▶ [Data rows]:
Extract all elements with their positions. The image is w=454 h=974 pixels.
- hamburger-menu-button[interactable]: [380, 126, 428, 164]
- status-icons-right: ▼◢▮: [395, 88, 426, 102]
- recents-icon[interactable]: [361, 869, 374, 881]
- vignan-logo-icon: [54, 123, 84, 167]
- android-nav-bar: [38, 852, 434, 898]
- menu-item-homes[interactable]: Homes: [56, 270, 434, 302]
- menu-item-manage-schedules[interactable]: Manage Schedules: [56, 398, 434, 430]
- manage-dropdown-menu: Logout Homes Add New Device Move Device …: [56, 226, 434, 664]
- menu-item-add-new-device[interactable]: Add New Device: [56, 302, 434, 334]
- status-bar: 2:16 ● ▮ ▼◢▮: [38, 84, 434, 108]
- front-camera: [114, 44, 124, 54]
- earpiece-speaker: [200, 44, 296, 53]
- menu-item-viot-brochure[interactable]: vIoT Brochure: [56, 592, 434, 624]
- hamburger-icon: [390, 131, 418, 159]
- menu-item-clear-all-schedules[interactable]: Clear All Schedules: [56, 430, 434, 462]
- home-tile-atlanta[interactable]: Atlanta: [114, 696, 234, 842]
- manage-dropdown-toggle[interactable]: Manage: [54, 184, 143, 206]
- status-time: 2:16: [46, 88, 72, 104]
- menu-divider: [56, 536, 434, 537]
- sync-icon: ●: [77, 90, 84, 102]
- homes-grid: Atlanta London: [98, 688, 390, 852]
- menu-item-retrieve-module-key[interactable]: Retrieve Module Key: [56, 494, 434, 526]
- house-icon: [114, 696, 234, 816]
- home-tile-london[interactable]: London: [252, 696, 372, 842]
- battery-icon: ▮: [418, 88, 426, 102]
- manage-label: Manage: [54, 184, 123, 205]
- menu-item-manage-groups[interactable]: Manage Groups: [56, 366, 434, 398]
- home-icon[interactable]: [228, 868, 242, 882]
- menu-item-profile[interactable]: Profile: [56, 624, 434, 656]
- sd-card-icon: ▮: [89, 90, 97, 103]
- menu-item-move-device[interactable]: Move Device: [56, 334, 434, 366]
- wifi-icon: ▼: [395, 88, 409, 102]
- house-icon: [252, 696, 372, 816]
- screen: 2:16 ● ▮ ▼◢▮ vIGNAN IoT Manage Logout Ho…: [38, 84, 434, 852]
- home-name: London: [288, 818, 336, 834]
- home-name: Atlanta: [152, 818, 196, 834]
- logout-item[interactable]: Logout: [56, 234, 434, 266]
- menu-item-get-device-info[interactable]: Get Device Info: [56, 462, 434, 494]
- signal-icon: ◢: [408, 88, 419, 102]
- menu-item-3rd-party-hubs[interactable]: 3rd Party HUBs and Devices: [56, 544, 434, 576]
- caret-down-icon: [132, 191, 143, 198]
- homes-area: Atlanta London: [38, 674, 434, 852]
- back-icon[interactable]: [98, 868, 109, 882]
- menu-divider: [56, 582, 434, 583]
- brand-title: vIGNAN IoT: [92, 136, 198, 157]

▶ [Requirements]: Update the records above by replacing "earpiece-speaker" with "top-speaker", and keep every other line unchanged.

▶ [Solution for this task]:
Extract all elements with their positions. The image is w=454 h=974 pixels.
- hamburger-menu-button[interactable]: [380, 126, 428, 164]
- status-icons-right: ▼◢▮: [395, 88, 426, 102]
- recents-icon[interactable]: [361, 869, 374, 881]
- vignan-logo-icon: [54, 123, 84, 167]
- android-nav-bar: [38, 852, 434, 898]
- menu-item-homes[interactable]: Homes: [56, 270, 434, 302]
- menu-item-manage-schedules[interactable]: Manage Schedules: [56, 398, 434, 430]
- manage-dropdown-menu: Logout Homes Add New Device Move Device …: [56, 226, 434, 664]
- menu-item-add-new-device[interactable]: Add New Device: [56, 302, 434, 334]
- status-bar: 2:16 ● ▮ ▼◢▮: [38, 84, 434, 108]
- front-camera: [114, 44, 124, 54]
- top-speaker: [200, 44, 296, 53]
- menu-item-viot-brochure[interactable]: vIoT Brochure: [56, 592, 434, 624]
- hamburger-icon: [390, 131, 418, 159]
- menu-item-clear-all-schedules[interactable]: Clear All Schedules: [56, 430, 434, 462]
- home-tile-atlanta[interactable]: Atlanta: [114, 696, 234, 842]
- manage-dropdown-toggle[interactable]: Manage: [54, 184, 143, 206]
- status-time: 2:16: [46, 88, 72, 104]
- menu-divider: [56, 536, 434, 537]
- sync-icon: ●: [77, 90, 84, 102]
- homes-grid: Atlanta London: [98, 688, 390, 852]
- menu-item-retrieve-module-key[interactable]: Retrieve Module Key: [56, 494, 434, 526]
- house-icon: [114, 696, 234, 816]
- home-tile-london[interactable]: London: [252, 696, 372, 842]
- battery-icon: ▮: [418, 88, 426, 102]
- manage-label: Manage: [54, 184, 123, 205]
- menu-item-manage-groups[interactable]: Manage Groups: [56, 366, 434, 398]
- home-icon[interactable]: [228, 868, 242, 882]
- menu-item-profile[interactable]: Profile: [56, 624, 434, 656]
- sd-card-icon: ▮: [89, 90, 97, 103]
- menu-item-move-device[interactable]: Move Device: [56, 334, 434, 366]
- wifi-icon: ▼: [395, 88, 409, 102]
- house-icon: [252, 696, 372, 816]
- screen: 2:16 ● ▮ ▼◢▮ vIGNAN IoT Manage Logout Ho…: [38, 84, 434, 852]
- home-name: London: [288, 818, 336, 834]
- home-name: Atlanta: [152, 818, 196, 834]
- logout-item[interactable]: Logout: [56, 234, 434, 266]
- menu-item-get-device-info[interactable]: Get Device Info: [56, 462, 434, 494]
- signal-icon: ◢: [408, 88, 419, 102]
- menu-item-3rd-party-hubs[interactable]: 3rd Party HUBs and Devices: [56, 544, 434, 576]
- caret-down-icon: [132, 191, 143, 198]
- homes-area: Atlanta London: [38, 674, 434, 852]
- back-icon[interactable]: [98, 868, 109, 882]
- menu-divider: [56, 582, 434, 583]
- brand-title: vIGNAN IoT: [92, 136, 198, 157]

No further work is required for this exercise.